#### [DATA LISTING]
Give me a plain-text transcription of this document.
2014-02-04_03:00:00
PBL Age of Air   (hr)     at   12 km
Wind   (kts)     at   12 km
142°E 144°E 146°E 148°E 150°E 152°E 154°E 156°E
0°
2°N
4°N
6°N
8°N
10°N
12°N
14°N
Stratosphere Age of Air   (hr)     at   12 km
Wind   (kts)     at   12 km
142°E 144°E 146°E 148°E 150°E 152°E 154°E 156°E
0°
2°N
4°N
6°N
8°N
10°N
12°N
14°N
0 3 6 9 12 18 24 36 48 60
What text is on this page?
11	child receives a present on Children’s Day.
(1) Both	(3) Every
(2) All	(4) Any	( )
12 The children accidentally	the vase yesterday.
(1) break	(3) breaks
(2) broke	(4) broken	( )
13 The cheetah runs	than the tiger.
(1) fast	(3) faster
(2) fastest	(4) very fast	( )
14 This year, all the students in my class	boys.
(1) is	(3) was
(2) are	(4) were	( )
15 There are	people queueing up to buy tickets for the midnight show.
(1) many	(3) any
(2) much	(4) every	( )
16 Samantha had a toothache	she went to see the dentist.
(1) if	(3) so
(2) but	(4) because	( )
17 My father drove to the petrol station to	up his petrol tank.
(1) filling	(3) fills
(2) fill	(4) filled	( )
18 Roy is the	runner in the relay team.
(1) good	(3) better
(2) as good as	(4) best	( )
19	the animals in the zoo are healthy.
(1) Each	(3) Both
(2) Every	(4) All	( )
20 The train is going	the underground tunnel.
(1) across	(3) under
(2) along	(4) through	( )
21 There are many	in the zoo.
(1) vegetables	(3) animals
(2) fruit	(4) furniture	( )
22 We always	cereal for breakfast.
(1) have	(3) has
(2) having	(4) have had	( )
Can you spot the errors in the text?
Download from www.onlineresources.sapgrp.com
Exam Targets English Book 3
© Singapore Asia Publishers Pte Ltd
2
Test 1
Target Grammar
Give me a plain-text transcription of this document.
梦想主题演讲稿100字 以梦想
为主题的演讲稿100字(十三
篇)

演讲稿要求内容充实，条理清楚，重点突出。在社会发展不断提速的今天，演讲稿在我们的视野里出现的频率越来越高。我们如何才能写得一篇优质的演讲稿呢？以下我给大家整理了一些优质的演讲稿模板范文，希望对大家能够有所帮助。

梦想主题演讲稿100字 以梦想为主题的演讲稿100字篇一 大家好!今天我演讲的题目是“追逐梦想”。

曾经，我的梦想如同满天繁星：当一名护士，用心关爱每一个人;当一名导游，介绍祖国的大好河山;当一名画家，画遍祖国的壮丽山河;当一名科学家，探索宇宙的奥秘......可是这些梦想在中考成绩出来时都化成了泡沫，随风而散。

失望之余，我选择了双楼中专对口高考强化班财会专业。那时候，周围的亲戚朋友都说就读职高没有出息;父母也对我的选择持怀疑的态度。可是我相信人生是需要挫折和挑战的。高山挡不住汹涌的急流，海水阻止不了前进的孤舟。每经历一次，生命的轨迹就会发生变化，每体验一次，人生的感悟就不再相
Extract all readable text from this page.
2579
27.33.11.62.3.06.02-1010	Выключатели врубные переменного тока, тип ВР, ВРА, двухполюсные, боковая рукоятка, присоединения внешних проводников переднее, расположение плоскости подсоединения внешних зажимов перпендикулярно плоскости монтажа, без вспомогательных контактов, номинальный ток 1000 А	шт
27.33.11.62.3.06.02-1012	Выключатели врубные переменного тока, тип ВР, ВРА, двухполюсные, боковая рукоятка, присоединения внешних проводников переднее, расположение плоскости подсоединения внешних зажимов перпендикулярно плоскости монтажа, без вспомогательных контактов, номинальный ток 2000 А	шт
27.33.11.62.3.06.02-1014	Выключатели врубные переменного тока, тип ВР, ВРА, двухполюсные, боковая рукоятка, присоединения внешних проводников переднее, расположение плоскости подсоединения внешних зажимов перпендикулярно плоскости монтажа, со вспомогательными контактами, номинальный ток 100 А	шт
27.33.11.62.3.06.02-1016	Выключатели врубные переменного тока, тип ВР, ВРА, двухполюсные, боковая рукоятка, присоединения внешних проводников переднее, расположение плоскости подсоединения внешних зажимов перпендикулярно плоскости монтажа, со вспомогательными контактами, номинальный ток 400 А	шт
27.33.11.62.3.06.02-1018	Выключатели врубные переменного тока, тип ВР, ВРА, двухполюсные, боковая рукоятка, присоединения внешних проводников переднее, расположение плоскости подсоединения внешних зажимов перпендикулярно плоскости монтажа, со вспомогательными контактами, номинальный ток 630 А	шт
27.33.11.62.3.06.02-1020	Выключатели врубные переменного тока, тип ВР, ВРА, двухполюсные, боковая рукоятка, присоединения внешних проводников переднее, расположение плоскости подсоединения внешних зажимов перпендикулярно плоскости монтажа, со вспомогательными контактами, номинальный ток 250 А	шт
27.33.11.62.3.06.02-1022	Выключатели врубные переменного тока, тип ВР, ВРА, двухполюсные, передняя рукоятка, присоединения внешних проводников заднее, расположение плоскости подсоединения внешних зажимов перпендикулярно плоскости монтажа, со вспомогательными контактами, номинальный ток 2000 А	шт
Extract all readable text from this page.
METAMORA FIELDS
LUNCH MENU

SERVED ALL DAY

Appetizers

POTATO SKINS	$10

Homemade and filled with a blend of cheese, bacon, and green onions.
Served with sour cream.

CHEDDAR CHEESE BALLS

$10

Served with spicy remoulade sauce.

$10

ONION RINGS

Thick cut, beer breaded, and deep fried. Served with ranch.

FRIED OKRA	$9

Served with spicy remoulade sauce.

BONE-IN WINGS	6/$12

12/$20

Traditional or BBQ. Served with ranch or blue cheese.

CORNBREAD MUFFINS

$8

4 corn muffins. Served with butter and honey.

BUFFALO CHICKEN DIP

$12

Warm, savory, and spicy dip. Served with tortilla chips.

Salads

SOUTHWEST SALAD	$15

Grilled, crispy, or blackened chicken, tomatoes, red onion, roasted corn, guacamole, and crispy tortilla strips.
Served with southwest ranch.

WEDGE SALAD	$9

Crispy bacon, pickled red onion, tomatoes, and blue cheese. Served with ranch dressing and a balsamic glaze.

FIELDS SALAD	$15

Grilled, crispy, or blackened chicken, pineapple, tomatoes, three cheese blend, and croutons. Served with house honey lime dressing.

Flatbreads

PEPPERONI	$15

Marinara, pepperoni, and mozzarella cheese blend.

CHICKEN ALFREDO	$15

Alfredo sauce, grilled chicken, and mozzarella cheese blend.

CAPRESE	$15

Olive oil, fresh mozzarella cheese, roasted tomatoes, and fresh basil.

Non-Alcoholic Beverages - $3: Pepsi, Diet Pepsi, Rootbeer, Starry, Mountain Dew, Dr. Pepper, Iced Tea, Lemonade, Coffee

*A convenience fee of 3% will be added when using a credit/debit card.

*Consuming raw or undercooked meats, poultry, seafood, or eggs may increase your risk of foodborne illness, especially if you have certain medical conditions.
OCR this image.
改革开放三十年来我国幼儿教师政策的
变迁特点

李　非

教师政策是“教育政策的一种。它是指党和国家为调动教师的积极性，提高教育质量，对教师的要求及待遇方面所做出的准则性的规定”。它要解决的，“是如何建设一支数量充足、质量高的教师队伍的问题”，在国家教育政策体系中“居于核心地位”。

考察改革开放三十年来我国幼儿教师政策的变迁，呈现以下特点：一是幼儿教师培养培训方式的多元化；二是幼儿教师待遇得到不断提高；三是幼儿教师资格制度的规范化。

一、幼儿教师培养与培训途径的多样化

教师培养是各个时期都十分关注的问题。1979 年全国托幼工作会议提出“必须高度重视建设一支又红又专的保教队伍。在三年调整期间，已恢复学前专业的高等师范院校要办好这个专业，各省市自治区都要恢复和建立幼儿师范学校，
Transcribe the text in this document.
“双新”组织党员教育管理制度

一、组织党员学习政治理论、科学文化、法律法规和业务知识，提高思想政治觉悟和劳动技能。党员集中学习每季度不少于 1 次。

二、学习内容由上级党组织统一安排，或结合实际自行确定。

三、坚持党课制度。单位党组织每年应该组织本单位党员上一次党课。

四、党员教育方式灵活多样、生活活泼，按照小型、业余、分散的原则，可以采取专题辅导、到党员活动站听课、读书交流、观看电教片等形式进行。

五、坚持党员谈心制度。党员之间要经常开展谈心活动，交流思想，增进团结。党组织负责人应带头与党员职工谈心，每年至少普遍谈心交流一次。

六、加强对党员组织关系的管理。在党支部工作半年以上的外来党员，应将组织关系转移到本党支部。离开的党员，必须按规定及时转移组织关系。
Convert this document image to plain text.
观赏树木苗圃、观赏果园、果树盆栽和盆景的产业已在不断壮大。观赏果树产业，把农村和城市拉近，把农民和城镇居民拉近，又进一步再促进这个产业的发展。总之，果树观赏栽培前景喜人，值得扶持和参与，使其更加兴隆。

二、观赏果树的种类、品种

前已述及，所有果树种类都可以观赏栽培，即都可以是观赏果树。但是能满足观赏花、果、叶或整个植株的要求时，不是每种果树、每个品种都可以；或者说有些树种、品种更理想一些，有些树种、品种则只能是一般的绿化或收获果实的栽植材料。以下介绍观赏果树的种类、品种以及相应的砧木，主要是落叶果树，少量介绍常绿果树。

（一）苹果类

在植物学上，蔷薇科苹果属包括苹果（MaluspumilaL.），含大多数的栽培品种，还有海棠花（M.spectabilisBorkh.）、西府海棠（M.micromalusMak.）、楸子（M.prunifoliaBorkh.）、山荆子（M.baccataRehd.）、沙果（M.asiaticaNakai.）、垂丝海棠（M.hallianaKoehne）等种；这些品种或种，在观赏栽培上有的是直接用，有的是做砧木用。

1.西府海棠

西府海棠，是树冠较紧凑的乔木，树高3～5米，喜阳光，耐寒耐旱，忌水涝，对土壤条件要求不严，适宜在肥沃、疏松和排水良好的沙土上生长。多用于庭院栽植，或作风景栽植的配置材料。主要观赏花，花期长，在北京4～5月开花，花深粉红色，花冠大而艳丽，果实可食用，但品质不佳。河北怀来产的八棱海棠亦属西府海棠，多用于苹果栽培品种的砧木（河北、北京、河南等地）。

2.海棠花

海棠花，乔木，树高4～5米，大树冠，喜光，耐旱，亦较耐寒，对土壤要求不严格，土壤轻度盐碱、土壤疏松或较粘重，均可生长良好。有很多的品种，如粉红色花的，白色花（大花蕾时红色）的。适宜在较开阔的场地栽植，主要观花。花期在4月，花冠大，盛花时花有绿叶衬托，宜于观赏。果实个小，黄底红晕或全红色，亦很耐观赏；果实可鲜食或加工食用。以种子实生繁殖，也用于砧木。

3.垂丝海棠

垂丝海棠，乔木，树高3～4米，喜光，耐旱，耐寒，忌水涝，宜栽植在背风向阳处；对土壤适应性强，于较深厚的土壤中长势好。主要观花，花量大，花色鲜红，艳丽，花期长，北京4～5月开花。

#### [GIVEN INSTRUCTION]
Each line of the data that includes the word "mozzarella" counts once; report the total and nothing more.

#### [EXERCISE ANSWER]
3